Copy all lines in which the word "structured" can be found.

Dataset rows

=====

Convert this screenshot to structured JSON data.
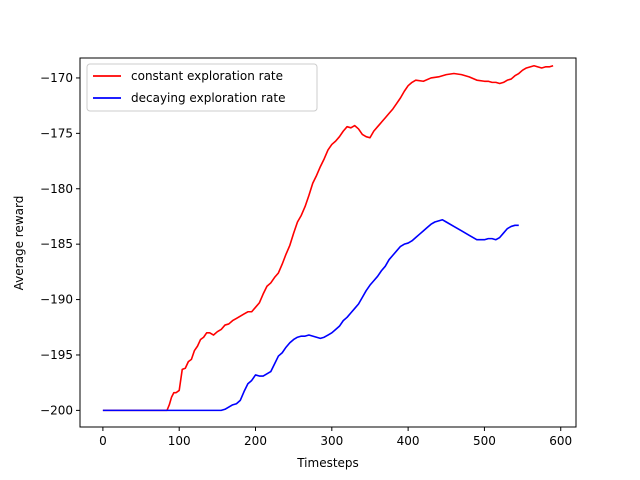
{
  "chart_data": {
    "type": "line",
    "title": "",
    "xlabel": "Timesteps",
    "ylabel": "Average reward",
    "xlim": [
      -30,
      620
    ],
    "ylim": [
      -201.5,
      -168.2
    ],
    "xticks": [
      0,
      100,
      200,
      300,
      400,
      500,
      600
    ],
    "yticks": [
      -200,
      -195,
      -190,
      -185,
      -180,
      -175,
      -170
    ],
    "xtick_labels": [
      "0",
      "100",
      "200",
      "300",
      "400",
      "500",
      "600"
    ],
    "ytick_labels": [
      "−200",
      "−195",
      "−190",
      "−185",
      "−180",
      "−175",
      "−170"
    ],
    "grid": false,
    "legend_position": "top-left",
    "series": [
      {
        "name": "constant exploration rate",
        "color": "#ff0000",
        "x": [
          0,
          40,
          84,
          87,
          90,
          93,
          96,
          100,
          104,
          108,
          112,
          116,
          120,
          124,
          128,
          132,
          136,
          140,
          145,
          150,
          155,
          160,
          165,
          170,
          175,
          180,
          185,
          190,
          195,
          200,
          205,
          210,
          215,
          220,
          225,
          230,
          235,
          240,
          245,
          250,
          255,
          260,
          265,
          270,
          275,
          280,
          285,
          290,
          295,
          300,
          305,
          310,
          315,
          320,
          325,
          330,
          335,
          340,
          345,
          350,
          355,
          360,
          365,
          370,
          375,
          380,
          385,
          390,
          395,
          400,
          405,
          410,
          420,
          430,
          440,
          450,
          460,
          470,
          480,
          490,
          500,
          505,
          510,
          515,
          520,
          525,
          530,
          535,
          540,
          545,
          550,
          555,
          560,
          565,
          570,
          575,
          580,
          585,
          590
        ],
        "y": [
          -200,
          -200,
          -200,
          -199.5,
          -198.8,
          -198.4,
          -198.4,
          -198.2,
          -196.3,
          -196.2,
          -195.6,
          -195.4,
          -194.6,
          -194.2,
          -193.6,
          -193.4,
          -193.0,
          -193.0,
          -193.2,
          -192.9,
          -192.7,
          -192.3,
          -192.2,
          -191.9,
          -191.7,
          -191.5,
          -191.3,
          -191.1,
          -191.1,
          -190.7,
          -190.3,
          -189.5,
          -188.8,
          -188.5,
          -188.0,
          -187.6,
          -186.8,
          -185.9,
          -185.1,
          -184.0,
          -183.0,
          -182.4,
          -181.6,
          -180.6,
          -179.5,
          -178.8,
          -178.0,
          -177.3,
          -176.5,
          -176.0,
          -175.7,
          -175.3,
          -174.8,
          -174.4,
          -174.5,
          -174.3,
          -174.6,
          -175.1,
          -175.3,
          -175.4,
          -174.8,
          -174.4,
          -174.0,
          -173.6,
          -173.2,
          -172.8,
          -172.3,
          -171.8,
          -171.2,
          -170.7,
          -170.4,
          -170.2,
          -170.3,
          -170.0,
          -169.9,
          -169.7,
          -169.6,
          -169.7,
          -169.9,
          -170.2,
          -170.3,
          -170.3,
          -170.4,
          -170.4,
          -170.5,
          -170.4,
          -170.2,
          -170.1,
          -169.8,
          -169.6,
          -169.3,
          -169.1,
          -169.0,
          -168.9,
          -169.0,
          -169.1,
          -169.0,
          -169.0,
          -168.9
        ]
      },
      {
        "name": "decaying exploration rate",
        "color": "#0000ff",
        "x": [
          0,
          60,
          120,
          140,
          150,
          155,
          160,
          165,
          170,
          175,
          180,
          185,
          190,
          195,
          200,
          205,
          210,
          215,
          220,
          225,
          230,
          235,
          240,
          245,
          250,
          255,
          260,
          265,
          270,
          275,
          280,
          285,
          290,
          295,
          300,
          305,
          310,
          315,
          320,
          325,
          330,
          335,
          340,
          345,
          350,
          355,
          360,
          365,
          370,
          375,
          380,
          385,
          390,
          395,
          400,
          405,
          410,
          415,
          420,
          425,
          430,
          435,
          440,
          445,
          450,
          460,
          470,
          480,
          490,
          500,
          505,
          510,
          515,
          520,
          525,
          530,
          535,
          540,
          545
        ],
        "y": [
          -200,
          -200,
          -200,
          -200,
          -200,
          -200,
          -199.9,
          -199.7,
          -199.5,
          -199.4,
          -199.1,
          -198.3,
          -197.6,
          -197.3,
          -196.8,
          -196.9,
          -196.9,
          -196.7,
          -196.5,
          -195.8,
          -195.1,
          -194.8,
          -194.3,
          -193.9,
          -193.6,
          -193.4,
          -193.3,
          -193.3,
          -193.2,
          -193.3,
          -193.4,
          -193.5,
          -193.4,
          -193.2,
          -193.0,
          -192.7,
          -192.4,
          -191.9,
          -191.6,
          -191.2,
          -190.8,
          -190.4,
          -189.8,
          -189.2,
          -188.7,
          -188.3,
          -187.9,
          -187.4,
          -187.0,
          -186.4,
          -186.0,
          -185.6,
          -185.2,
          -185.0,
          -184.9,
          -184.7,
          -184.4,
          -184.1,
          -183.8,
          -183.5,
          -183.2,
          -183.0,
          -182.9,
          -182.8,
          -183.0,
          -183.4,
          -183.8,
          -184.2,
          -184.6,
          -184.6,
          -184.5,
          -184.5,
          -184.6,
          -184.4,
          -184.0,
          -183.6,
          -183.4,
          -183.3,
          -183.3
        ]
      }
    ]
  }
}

=====

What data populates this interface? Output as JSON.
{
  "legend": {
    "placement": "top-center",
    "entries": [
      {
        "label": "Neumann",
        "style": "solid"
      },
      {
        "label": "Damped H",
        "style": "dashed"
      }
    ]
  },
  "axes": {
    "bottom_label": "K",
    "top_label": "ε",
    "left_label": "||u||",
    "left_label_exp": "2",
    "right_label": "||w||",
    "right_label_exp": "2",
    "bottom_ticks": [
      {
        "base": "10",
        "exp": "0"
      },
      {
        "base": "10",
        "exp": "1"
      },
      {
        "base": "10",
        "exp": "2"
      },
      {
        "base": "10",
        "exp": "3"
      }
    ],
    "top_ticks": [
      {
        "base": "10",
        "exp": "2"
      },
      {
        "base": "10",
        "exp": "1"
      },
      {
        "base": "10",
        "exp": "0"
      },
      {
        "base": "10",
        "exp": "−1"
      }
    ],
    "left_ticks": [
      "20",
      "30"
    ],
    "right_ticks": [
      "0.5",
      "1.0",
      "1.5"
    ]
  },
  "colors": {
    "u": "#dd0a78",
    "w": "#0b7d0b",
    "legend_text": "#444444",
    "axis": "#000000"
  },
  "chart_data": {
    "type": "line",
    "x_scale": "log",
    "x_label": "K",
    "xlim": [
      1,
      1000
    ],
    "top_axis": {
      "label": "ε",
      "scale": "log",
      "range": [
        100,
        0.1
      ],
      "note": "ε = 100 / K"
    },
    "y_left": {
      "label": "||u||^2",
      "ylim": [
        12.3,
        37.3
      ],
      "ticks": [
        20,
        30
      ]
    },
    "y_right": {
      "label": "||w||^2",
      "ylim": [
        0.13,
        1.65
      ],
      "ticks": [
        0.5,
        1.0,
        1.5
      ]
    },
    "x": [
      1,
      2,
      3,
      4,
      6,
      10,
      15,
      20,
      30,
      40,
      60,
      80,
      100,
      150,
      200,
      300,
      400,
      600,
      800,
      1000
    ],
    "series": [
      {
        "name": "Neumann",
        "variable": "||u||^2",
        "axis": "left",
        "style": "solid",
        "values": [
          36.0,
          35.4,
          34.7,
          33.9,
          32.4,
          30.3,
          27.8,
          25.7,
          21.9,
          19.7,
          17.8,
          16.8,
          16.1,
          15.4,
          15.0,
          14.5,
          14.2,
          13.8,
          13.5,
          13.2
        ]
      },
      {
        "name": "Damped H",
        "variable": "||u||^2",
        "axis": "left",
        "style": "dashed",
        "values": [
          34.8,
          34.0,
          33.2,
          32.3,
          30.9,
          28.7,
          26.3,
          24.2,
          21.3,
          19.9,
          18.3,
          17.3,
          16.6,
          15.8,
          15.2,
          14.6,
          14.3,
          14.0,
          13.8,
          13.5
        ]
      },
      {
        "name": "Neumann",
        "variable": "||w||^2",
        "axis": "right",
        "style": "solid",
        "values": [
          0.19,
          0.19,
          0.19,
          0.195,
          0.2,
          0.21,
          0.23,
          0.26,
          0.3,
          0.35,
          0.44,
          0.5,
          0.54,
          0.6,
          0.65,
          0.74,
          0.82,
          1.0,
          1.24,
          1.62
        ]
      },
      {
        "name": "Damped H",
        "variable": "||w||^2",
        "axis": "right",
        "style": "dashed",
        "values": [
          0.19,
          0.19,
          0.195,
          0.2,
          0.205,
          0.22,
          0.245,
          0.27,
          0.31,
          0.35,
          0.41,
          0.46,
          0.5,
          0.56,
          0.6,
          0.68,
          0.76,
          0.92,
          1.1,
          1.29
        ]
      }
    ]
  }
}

=====

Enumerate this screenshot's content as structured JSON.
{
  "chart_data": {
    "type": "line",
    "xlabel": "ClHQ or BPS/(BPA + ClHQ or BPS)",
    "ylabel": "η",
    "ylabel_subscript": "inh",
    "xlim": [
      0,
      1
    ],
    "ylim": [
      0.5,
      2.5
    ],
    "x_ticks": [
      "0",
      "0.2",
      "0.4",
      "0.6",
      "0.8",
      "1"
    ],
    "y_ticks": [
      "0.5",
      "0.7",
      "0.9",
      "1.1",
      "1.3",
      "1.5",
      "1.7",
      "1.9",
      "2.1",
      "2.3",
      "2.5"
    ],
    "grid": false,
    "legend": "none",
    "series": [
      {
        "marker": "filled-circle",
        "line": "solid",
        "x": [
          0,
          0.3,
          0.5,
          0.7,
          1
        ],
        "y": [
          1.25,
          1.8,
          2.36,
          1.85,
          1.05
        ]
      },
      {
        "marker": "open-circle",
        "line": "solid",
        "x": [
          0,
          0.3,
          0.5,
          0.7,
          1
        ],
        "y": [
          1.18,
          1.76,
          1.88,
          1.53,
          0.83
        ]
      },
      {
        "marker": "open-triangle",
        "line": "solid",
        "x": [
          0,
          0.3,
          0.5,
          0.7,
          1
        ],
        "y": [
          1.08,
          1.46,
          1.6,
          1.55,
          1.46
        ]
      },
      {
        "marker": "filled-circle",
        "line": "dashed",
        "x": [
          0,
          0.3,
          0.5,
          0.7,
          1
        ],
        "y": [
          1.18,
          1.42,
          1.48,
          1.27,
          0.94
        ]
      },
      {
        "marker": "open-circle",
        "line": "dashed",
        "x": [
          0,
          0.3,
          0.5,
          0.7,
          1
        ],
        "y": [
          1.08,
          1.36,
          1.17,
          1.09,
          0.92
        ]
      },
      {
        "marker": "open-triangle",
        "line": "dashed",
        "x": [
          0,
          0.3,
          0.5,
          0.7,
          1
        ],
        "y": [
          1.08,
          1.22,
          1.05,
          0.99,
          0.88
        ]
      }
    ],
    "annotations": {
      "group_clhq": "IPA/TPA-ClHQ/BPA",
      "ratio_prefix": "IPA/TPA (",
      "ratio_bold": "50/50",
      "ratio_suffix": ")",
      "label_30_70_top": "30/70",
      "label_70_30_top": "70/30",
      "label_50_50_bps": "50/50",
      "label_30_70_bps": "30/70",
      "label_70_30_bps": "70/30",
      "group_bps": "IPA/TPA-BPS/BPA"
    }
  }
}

=====

Reply to the exercise –
Convert this screenshot to structured JSON data.
Enumerate this screenshot's content as structured JSON.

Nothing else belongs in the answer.